++++ SUPPLIED TEXT

"Sound of the Crowd" was the first fruit of Phil Oakey's songwriting partnership with Ian Burden, formerly the bassist in Graph, an experimental Sheffield band. 'I still reckon that song is one of the maddest records that's ever got in the Top 20', says Oakey. 'The whole thing runs on tom-toms, but they're synth toms, and it's got very odd screaming sounds'. There's also a foreboding dub feel of bass pressure and cold, cavernous space (Burden was a reggae fiend). "Sound of the Crowd" also featured backing vocals from tow other new recruits, Joanne Catherall and Susanne Sulley.
"Love Action" and "Open Your Heart", the rejuvenated League's next two chartbusting singles, were practically manifestos for a new humanized-not-Numanized direction in electropop. In a weird way, "Love Action" sounds like its title: pulsing and glistening, an iridescent affirmation. Yet, for all its warmth and wetness, "Love Action" still retains something of the aberrant quality of "Sound of the Crowd", making it an unlikely candidate for a number 3 hit. 'It's not got a proper chorus', admits Oakey. It's basically two different songs bolted together: the verses, from a song called "I Believe in Love" are 'confessional nonsense, what I was feeling at the time', says Oakey, while the angular not-quite-a-chorus section is from another songs about watching Sylvia Kristel in the softcore erotic movie Emmanuelle.

++++++++

## TO-DO LIST
A. In the singles passage, what band did Ian Burden play bass in before working with Phil Oakey?
B. Explain why the singles passage calls "Love Action" an unlikely candidate for a number 3 hit.

++++ PROVIDED DATA

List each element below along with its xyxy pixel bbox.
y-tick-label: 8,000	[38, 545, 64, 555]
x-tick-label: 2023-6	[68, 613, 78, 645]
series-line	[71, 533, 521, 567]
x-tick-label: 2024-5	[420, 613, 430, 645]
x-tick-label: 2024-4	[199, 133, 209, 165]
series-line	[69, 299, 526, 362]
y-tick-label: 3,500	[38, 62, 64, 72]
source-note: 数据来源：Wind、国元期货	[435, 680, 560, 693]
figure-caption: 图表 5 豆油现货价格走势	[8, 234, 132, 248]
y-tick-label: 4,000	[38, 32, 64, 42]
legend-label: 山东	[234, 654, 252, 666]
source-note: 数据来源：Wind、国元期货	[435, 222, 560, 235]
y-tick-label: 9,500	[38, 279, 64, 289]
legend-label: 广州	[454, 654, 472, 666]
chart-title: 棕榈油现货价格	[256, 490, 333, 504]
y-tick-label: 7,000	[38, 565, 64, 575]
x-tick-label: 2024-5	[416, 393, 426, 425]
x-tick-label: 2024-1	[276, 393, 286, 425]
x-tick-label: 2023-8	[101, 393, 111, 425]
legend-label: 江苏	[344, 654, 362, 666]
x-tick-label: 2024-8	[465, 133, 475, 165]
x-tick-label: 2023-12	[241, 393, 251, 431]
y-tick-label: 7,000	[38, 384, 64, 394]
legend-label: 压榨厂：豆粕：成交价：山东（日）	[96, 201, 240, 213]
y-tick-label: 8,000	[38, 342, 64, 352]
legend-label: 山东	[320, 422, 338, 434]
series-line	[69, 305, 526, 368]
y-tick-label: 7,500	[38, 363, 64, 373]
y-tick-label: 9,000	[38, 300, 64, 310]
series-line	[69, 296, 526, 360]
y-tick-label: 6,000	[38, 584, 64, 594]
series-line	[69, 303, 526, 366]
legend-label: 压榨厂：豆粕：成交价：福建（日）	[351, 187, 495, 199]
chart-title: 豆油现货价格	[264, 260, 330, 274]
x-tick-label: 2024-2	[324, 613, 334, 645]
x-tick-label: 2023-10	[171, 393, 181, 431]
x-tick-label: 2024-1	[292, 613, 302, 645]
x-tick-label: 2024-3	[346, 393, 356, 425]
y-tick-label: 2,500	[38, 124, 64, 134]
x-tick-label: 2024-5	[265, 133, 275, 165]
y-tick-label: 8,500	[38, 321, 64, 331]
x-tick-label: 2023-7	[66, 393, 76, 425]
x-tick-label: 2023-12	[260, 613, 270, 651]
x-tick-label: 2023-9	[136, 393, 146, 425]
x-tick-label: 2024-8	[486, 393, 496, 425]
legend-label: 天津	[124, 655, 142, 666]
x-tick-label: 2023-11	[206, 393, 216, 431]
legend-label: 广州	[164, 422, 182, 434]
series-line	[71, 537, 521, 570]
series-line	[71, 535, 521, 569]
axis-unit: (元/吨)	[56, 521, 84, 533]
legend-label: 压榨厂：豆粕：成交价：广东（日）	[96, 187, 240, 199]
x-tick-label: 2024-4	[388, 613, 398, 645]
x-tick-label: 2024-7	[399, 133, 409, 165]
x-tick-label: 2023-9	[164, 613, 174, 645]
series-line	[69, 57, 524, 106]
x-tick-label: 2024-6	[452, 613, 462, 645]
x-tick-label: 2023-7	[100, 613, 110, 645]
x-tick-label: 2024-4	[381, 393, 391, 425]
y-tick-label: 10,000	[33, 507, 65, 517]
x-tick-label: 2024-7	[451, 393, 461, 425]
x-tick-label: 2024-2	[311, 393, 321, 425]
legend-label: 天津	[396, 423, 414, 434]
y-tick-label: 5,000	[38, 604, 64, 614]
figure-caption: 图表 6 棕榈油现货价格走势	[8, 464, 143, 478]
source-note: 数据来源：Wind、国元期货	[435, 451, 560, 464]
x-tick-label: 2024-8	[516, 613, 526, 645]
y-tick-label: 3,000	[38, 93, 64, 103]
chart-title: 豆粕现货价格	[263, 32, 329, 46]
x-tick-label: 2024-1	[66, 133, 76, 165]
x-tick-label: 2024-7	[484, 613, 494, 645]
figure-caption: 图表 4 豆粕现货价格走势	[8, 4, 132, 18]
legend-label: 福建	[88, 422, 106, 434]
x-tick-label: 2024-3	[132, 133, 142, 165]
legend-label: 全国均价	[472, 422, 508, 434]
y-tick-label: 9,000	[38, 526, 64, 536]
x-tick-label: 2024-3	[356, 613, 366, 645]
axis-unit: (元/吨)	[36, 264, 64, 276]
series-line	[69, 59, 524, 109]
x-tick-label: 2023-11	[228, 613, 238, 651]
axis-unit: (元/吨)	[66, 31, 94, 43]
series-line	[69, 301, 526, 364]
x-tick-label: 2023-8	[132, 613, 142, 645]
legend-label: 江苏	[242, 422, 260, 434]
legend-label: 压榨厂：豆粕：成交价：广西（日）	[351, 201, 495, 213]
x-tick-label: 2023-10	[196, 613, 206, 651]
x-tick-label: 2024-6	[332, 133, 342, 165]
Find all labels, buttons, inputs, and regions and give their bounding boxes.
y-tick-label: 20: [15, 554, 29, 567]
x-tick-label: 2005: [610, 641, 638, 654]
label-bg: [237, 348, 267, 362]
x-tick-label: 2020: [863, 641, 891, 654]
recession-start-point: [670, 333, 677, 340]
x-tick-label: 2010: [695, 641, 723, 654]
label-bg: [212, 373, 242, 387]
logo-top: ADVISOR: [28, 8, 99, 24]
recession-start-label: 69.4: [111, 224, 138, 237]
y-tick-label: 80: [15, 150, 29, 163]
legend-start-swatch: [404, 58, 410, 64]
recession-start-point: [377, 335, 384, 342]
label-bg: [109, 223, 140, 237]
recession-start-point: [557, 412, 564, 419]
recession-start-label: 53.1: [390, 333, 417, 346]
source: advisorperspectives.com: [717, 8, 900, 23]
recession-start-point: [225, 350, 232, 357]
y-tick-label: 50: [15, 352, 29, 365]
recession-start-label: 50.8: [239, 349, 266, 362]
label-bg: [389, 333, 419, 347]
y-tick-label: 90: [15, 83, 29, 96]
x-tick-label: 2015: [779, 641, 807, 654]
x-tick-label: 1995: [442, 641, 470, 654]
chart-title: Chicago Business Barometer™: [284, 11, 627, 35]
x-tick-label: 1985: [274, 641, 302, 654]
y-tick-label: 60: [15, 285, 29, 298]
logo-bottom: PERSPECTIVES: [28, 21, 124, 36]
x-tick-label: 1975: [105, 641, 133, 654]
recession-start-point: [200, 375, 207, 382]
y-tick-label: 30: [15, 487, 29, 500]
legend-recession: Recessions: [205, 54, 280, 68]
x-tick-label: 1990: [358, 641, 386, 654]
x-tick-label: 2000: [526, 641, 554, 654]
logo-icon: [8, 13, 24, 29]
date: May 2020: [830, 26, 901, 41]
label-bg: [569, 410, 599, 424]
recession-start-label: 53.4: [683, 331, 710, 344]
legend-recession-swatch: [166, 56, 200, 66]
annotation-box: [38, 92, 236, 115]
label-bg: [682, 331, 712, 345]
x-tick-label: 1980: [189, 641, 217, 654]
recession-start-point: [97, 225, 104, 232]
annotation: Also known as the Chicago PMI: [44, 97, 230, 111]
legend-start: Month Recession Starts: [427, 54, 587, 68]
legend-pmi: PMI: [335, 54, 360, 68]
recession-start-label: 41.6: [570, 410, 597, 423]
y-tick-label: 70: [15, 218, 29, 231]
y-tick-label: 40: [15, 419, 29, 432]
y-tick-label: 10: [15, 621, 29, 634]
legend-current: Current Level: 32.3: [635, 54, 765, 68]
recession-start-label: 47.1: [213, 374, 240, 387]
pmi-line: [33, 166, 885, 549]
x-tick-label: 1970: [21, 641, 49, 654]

++++++++

## ANSWERS TO EACH TASK
A. Graph, an experimental Sheffield band.

B. For all its warmth and wetness, "Love Action" keeps something of the aberrant quality of "Sound of the Crowd." It also has no proper chorus: it is basically two different songs bolted together.